[Data tied to figure images]
-=-=-=-=-

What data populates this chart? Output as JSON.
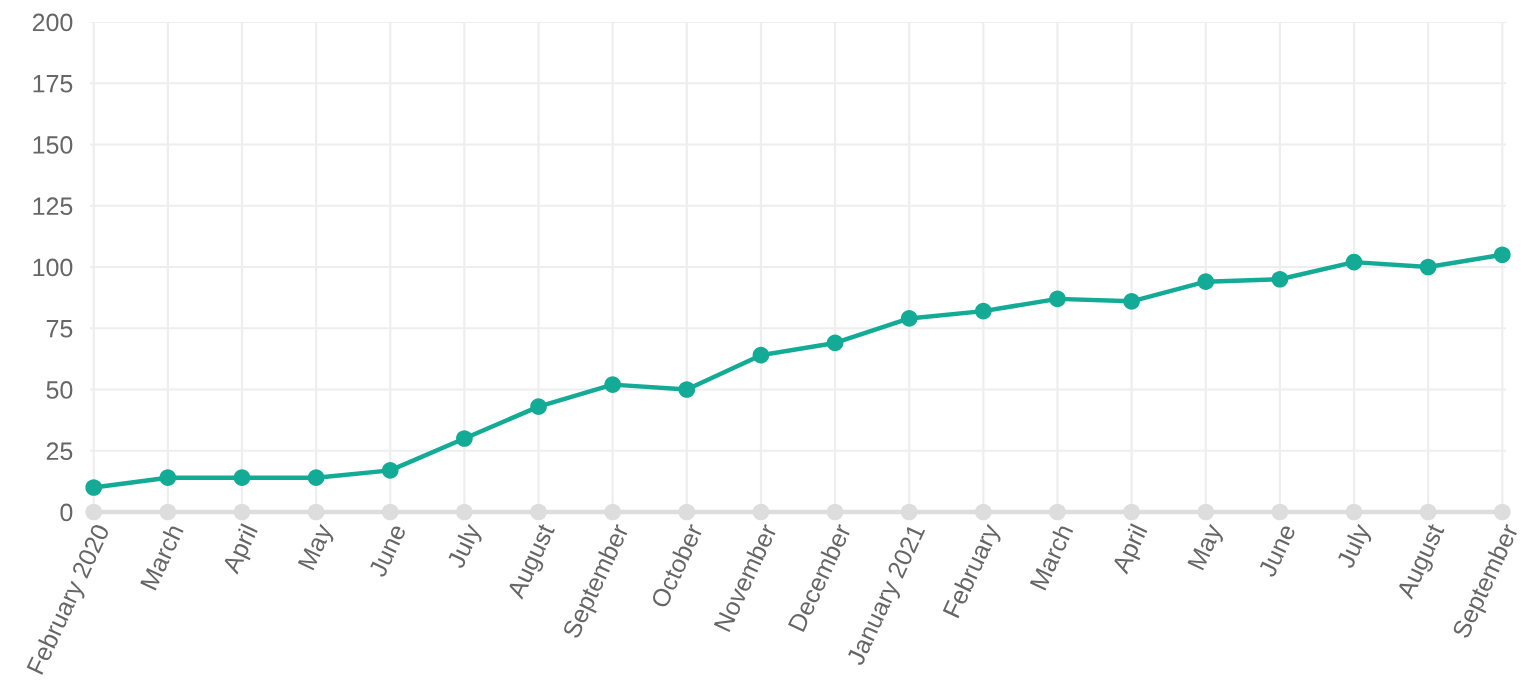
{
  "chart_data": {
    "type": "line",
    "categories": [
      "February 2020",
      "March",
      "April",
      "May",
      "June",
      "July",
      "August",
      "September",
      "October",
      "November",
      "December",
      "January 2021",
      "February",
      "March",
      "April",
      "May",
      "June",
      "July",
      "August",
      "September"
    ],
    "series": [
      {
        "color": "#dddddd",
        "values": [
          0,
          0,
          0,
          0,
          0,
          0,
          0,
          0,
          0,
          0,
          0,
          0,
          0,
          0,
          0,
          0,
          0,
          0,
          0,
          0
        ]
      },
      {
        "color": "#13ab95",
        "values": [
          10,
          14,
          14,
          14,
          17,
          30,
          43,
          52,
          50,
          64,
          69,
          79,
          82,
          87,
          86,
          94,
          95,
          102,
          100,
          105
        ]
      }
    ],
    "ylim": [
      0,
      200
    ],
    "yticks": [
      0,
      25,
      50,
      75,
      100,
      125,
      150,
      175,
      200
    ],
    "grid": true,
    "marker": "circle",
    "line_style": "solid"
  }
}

-=-=-=-=-

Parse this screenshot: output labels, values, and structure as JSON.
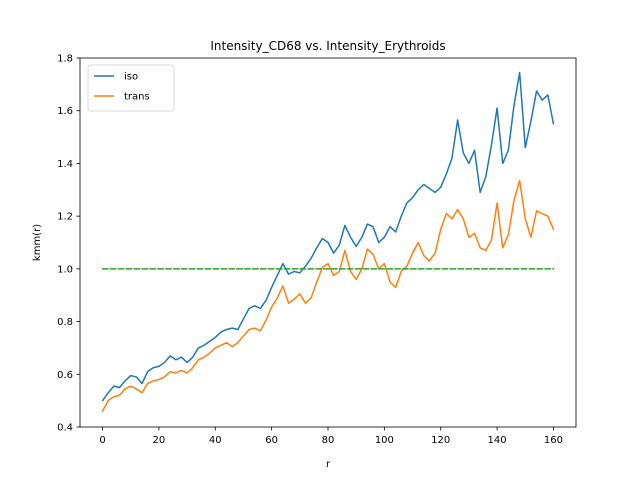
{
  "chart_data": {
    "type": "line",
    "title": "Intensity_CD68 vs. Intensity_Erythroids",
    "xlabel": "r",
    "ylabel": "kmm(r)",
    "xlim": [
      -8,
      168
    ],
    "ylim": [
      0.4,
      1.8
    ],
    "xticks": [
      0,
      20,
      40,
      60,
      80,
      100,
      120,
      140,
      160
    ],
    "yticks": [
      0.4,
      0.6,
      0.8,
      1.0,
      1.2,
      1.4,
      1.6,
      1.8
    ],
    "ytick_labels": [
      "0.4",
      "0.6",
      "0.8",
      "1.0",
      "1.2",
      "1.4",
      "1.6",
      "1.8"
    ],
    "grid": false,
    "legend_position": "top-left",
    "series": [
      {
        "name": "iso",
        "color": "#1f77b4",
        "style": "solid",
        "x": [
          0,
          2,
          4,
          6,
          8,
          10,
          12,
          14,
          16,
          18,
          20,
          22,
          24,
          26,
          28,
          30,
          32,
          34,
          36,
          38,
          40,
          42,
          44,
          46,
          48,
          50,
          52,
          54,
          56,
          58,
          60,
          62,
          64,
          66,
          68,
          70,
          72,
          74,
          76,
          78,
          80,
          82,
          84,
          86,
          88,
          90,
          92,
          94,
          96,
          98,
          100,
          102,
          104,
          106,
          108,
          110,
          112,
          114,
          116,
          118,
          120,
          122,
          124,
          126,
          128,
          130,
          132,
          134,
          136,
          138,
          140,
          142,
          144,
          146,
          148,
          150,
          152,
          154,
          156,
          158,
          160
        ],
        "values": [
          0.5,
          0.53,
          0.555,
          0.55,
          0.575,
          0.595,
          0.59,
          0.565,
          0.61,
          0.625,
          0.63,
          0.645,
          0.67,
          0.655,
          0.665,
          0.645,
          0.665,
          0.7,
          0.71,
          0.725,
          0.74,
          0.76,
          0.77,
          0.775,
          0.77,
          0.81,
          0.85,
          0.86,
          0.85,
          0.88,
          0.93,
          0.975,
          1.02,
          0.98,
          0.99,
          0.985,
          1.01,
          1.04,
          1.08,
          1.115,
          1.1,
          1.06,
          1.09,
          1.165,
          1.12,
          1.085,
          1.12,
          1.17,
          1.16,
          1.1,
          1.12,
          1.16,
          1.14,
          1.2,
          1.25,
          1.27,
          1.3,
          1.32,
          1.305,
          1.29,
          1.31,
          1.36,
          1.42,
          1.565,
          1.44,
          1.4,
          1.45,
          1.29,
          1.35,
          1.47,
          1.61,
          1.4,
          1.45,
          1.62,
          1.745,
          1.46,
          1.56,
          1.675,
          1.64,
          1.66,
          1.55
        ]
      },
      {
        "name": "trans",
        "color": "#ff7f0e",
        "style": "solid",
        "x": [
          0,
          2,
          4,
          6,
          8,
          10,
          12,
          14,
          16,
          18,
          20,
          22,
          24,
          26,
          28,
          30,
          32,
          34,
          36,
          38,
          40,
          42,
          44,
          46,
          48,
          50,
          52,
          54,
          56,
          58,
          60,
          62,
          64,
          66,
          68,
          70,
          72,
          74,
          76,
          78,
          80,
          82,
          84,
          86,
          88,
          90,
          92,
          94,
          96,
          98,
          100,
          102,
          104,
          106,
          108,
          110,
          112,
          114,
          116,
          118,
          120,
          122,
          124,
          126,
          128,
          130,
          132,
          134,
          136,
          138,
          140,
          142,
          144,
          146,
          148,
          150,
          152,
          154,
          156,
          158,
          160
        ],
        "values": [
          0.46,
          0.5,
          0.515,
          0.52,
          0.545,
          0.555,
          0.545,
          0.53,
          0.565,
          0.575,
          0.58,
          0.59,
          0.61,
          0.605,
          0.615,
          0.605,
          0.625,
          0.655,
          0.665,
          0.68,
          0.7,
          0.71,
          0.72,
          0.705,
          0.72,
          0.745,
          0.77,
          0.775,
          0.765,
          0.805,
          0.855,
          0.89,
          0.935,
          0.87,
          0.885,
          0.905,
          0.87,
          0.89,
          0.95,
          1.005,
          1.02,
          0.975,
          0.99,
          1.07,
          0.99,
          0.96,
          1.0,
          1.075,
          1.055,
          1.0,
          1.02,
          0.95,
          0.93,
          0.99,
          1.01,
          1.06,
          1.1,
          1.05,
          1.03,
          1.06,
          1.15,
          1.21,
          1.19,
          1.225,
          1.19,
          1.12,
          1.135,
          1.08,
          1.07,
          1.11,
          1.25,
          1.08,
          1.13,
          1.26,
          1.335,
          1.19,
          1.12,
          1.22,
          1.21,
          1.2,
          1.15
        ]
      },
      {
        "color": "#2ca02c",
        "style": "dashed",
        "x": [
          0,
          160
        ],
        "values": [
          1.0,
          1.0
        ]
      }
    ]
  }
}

-=-=-=-=-

→ **What the task requires**:
From the data above, copy each line that holds "color".

→ **The completed task**:
        "color": "#dddddd",
        "color": "#13ab95",
        "color": "#1f77b4",
        "color": "#ff7f0e",
        "color": "#2ca02c",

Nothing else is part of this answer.